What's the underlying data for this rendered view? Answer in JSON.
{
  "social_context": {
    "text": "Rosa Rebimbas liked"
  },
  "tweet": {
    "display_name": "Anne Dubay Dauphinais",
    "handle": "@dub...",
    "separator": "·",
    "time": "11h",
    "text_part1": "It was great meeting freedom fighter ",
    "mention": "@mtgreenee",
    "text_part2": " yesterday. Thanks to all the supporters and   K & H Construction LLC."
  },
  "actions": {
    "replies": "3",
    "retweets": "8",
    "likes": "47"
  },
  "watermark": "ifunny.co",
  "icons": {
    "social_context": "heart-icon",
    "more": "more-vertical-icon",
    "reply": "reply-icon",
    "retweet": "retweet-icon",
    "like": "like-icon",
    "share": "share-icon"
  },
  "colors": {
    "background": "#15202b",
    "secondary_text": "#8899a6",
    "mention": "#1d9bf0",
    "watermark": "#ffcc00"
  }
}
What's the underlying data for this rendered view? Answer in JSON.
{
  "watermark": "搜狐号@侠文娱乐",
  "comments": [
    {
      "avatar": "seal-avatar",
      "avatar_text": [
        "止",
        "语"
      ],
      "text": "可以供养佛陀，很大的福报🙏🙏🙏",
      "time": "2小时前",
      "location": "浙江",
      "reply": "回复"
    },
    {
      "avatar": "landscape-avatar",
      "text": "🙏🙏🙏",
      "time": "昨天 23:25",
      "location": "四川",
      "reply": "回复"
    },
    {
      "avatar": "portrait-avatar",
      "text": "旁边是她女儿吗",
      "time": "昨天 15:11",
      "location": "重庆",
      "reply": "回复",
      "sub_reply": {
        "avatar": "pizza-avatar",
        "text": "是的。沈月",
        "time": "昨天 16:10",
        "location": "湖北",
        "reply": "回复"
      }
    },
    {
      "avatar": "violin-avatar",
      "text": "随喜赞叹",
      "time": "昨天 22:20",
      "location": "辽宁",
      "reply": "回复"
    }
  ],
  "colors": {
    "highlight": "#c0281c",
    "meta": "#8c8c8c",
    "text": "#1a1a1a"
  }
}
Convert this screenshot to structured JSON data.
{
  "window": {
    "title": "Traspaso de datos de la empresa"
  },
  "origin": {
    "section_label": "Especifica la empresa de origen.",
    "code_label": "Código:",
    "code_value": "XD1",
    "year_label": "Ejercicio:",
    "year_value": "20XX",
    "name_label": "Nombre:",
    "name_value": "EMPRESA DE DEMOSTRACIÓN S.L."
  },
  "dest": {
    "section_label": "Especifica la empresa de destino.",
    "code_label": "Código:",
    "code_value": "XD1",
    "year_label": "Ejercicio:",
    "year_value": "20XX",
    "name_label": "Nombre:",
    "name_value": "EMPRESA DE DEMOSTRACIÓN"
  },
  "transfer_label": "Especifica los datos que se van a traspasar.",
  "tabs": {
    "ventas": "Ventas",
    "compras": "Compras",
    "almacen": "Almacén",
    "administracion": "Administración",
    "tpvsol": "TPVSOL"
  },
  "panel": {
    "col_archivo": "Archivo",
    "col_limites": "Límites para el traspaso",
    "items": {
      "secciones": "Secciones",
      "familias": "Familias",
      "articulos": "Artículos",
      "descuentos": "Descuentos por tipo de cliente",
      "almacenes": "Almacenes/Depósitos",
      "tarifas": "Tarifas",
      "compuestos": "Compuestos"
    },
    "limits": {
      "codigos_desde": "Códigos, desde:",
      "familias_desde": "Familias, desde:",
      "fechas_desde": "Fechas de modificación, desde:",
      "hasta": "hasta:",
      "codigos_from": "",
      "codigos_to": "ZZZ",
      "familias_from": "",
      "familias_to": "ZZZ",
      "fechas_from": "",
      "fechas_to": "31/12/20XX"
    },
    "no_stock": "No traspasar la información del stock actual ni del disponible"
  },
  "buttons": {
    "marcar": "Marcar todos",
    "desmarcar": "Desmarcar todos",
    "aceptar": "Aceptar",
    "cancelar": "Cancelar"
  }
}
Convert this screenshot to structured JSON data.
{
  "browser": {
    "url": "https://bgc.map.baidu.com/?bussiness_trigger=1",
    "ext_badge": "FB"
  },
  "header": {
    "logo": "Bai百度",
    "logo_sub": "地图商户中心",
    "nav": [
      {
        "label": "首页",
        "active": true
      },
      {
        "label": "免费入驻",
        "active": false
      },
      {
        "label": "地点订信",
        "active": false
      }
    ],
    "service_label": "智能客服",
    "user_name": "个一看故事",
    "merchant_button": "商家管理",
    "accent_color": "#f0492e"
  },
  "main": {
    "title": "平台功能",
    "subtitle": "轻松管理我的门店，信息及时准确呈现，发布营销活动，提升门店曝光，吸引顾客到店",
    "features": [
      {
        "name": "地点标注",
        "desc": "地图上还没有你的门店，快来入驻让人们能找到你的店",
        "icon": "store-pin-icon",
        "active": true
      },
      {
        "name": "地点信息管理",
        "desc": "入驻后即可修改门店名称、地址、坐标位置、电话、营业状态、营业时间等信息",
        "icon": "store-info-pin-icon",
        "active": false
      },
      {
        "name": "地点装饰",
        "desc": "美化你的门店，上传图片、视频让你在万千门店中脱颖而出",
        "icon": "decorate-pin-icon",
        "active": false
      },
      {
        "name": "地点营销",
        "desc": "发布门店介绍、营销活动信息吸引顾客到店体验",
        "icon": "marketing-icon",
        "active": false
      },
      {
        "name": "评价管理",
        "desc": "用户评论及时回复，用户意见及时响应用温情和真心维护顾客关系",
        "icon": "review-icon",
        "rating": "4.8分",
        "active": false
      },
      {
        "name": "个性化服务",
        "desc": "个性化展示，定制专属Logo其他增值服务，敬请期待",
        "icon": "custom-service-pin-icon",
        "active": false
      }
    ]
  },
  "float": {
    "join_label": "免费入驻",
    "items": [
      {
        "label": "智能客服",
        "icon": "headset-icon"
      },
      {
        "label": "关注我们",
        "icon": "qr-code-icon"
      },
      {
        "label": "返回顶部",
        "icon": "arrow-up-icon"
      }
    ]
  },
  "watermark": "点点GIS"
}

● Problem details
Each of the records should be retyped exactly.

● Worked answer
What's the underlying data for this rendered view? Answer in JSON.
{
  "social_context": {
    "text": "Rosa Rebimbas liked"
  },
  "tweet": {
    "display_name": "Anne Dubay Dauphinais",
    "handle": "@dub...",
    "separator": "·",
    "time": "11h",
    "text_part1": "It was great meeting freedom fighter ",
    "mention": "@mtgreenee",
    "text_part2": " yesterday. Thanks to all the supporters and   K & H Construction LLC."
  },
  "actions": {
    "replies": "3",
    "retweets": "8",
    "likes": "47"
  },
  "watermark": "ifunny.co",
  "icons": {
    "social_context": "heart-icon",
    "more": "more-vertical-icon",
    "reply": "reply-icon",
    "retweet": "retweet-icon",
    "like": "like-icon",
    "share": "share-icon"
  },
  "colors": {
    "background": "#15202b",
    "secondary_text": "#8899a6",
    "mention": "#1d9bf0",
    "watermark": "#ffcc00"
  }
}
What's the underlying data for this rendered view? Answer in JSON.
{
  "watermark": "搜狐号@侠文娱乐",
  "comments": [
    {
      "avatar": "seal-avatar",
      "avatar_text": [
        "止",
        "语"
      ],
      "text": "可以供养佛陀，很大的福报🙏🙏🙏",
      "time": "2小时前",
      "location": "浙江",
      "reply": "回复"
    },
    {
      "avatar": "landscape-avatar",
      "text": "🙏🙏🙏",
      "time": "昨天 23:25",
      "location": "四川",
      "reply": "回复"
    },
    {
      "avatar": "portrait-avatar",
      "text": "旁边是她女儿吗",
      "time": "昨天 15:11",
      "location": "重庆",
      "reply": "回复",
      "sub_reply": {
        "avatar": "pizza-avatar",
        "text": "是的。沈月",
        "time": "昨天 16:10",
        "location": "湖北",
        "reply": "回复"
      }
    },
    {
      "avatar": "violin-avatar",
      "text": "随喜赞叹",
      "time": "昨天 22:20",
      "location": "辽宁",
      "reply": "回复"
    }
  ],
  "colors": {
    "highlight": "#c0281c",
    "meta": "#8c8c8c",
    "text": "#1a1a1a"
  }
}
Convert this screenshot to structured JSON data.
{
  "window": {
    "title": "Traspaso de datos de la empresa"
  },
  "origin": {
    "section_label": "Especifica la empresa de origen.",
    "code_label": "Código:",
    "code_value": "XD1",
    "year_label": "Ejercicio:",
    "year_value": "20XX",
    "name_label": "Nombre:",
    "name_value": "EMPRESA DE DEMOSTRACIÓN S.L."
  },
  "dest": {
    "section_label": "Especifica la empresa de destino.",
    "code_label": "Código:",
    "code_value": "XD1",
    "year_label": "Ejercicio:",
    "year_value": "20XX",
    "name_label": "Nombre:",
    "name_value": "EMPRESA DE DEMOSTRACIÓN"
  },
  "transfer_label": "Especifica los datos que se van a traspasar.",
  "tabs": {
    "ventas": "Ventas",
    "compras": "Compras",
    "almacen": "Almacén",
    "administracion": "Administración",
    "tpvsol": "TPVSOL"
  },
  "panel": {
    "col_archivo": "Archivo",
    "col_limites": "Límites para el traspaso",
    "items": {
      "secciones": "Secciones",
      "familias": "Familias",
      "articulos": "Artículos",
      "descuentos": "Descuentos por tipo de cliente",
      "almacenes": "Almacenes/Depósitos",
      "tarifas": "Tarifas",
      "compuestos": "Compuestos"
    },
    "limits": {
      "codigos_desde": "Códigos, desde:",
      "familias_desde": "Familias, desde:",
      "fechas_desde": "Fechas de modificación, desde:",
      "hasta": "hasta:",
      "codigos_from": "",
      "codigos_to": "ZZZ",
      "familias_from": "",
      "familias_to": "ZZZ",
      "fechas_from": "",
      "fechas_to": "31/12/20XX"
    },
    "no_stock": "No traspasar la información del stock actual ni del disponible"
  },
  "buttons": {
    "marcar": "Marcar todos",
    "desmarcar": "Desmarcar todos",
    "aceptar": "Aceptar",
    "cancelar": "Cancelar"
  }
}
Convert this screenshot to structured JSON data.
{
  "browser": {
    "url": "https://bgc.map.baidu.com/?bussiness_trigger=1",
    "ext_badge": "FB"
  },
  "header": {
    "logo": "Bai百度",
    "logo_sub": "地图商户中心",
    "nav": [
      {
        "label": "首页",
        "active": true
      },
      {
        "label": "免费入驻",
        "active": false
      },
      {
        "label": "地点订信",
        "active": false
      }
    ],
    "service_label": "智能客服",
    "user_name": "个一看故事",
    "merchant_button": "商家管理",
    "accent_color": "#f0492e"
  },
  "main": {
    "title": "平台功能",
    "subtitle": "轻松管理我的门店，信息及时准确呈现，发布营销活动，提升门店曝光，吸引顾客到店",
    "features": [
      {
        "name": "地点标注",
        "desc": "地图上还没有你的门店，快来入驻让人们能找到你的店",
        "icon": "store-pin-icon",
        "active": true
      },
      {
        "name": "地点信息管理",
        "desc": "入驻后即可修改门店名称、地址、坐标位置、电话、营业状态、营业时间等信息",
        "icon": "store-info-pin-icon",
        "active": false
      },
      {
        "name": "地点装饰",
        "desc": "美化你的门店，上传图片、视频让你在万千门店中脱颖而出",
        "icon": "decorate-pin-icon",
        "active": false
      },
      {
        "name": "地点营销",
        "desc": "发布门店介绍、营销活动信息吸引顾客到店体验",
        "icon": "marketing-icon",
        "active": false
      },
      {
        "name": "评价管理",
        "desc": "用户评论及时回复，用户意见及时响应用温情和真心维护顾客关系",
        "icon": "review-icon",
        "rating": "4.8分",
        "active": false
      },
      {
        "name": "个性化服务",
        "desc": "个性化展示，定制专属Logo其他增值服务，敬请期待",
        "icon": "custom-service-pin-icon",
        "active": false
      }
    ]
  },
  "float": {
    "join_label": "免费入驻",
    "items": [
      {
        "label": "智能客服",
        "icon": "headset-icon"
      },
      {
        "label": "关注我们",
        "icon": "qr-code-icon"
      },
      {
        "label": "返回顶部",
        "icon": "arrow-up-icon"
      }
    ]
  },
  "watermark": "点点GIS"
}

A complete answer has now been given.